Problem: In the records that follow, locate every line with "screenshot" and extract it.
__________
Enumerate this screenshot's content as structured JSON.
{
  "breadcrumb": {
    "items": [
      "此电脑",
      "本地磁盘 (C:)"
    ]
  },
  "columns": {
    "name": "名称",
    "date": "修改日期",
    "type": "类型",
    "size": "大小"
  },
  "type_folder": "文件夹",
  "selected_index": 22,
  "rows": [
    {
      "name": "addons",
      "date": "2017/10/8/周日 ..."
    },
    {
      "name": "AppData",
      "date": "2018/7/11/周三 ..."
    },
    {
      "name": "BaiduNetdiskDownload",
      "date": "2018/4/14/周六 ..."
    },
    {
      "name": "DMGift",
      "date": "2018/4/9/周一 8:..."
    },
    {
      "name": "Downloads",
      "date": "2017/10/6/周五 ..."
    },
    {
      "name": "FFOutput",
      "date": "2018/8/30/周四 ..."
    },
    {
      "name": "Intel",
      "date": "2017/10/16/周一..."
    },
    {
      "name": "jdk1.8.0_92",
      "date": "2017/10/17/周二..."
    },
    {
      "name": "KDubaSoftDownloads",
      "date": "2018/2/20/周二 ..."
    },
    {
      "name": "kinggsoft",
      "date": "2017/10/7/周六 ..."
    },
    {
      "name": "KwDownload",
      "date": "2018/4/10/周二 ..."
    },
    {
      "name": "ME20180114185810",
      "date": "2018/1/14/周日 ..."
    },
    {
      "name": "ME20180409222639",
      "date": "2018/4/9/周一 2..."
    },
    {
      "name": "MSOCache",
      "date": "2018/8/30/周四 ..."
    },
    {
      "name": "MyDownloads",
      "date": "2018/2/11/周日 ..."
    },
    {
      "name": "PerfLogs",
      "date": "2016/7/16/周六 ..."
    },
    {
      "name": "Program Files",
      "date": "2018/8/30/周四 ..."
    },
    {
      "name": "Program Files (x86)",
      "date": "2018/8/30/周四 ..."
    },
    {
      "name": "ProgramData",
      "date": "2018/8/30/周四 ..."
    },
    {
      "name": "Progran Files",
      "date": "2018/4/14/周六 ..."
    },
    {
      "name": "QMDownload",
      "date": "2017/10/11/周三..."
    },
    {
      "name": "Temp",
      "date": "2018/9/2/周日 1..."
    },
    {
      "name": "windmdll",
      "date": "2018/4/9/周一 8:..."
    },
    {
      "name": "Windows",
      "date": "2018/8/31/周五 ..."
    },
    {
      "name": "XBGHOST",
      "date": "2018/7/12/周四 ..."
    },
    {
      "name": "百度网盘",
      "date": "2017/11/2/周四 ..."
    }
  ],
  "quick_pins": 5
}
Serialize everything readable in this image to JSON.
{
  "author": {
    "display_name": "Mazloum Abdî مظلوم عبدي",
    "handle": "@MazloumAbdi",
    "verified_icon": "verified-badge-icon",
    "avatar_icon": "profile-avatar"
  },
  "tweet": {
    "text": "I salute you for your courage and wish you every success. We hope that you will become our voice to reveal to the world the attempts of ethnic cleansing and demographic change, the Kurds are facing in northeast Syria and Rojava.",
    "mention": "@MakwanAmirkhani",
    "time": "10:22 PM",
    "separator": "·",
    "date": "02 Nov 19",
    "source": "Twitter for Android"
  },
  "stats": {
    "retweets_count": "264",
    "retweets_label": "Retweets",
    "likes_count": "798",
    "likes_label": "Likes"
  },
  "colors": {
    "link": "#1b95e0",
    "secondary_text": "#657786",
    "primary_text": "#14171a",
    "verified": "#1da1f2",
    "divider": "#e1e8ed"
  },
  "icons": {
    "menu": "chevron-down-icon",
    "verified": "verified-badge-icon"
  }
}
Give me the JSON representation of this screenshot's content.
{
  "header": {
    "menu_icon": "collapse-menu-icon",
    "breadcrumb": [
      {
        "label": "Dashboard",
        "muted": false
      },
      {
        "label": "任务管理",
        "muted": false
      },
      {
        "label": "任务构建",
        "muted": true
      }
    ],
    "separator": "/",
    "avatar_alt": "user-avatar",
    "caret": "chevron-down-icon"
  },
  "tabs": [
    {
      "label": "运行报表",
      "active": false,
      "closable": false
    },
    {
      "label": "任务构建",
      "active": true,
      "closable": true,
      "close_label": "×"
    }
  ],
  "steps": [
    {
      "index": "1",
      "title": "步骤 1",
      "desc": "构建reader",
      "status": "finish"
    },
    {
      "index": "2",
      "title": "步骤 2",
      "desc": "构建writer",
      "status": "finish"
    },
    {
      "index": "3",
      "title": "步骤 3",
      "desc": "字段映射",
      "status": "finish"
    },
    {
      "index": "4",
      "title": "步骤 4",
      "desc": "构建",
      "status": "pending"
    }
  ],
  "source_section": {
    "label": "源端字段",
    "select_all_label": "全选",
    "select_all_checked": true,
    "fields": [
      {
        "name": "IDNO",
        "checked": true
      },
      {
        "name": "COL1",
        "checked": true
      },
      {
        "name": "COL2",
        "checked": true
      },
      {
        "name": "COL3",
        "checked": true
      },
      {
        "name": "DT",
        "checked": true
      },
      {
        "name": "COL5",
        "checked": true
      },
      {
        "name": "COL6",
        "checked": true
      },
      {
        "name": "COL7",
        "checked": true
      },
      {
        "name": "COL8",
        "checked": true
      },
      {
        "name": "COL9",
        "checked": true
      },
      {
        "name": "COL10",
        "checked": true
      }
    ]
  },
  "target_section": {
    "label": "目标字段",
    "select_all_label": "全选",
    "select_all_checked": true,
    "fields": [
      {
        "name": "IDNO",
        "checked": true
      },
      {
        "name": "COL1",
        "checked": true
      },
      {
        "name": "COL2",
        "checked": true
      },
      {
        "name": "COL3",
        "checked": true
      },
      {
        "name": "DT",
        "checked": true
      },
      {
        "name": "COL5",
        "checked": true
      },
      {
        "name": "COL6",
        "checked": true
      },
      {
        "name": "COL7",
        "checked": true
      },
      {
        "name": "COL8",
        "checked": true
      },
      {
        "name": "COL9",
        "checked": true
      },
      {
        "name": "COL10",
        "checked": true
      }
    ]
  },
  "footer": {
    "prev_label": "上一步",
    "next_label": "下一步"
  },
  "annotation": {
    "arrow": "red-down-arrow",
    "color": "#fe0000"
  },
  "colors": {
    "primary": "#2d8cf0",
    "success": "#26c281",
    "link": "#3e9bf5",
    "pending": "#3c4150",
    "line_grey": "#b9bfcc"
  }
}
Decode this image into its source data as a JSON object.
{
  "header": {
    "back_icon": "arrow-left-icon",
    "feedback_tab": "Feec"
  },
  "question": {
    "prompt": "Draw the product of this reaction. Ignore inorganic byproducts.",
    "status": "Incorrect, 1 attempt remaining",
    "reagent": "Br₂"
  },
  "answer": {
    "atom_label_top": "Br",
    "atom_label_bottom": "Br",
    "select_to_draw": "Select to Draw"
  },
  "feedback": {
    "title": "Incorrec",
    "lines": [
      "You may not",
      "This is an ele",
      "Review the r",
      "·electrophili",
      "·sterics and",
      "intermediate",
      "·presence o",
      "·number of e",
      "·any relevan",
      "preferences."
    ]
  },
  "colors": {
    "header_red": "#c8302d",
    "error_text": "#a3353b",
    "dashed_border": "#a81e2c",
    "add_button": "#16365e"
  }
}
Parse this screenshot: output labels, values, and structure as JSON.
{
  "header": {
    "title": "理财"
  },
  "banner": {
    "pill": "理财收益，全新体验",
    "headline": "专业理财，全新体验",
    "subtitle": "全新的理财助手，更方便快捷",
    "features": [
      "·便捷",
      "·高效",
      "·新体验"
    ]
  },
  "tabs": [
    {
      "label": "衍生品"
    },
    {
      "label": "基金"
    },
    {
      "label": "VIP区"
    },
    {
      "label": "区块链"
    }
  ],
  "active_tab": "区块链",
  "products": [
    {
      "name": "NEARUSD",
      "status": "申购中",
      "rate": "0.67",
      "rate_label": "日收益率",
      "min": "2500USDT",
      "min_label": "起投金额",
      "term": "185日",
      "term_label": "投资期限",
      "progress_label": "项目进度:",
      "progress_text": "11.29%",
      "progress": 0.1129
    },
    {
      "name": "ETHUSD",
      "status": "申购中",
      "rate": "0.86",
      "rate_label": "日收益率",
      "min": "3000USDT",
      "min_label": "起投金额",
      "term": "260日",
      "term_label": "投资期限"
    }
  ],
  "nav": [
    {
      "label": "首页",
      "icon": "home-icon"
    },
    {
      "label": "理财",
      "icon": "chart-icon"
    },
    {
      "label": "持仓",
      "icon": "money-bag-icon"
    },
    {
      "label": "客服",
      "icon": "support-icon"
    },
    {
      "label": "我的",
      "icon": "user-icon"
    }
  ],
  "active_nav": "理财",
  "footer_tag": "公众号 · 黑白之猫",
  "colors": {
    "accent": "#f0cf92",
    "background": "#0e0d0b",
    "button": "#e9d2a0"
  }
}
__________
The result:
Enumerate this screenshot's content as structured JSON.
Give me the JSON representation of this screenshot's content.
Parse this screenshot: output labels, values, and structure as JSON.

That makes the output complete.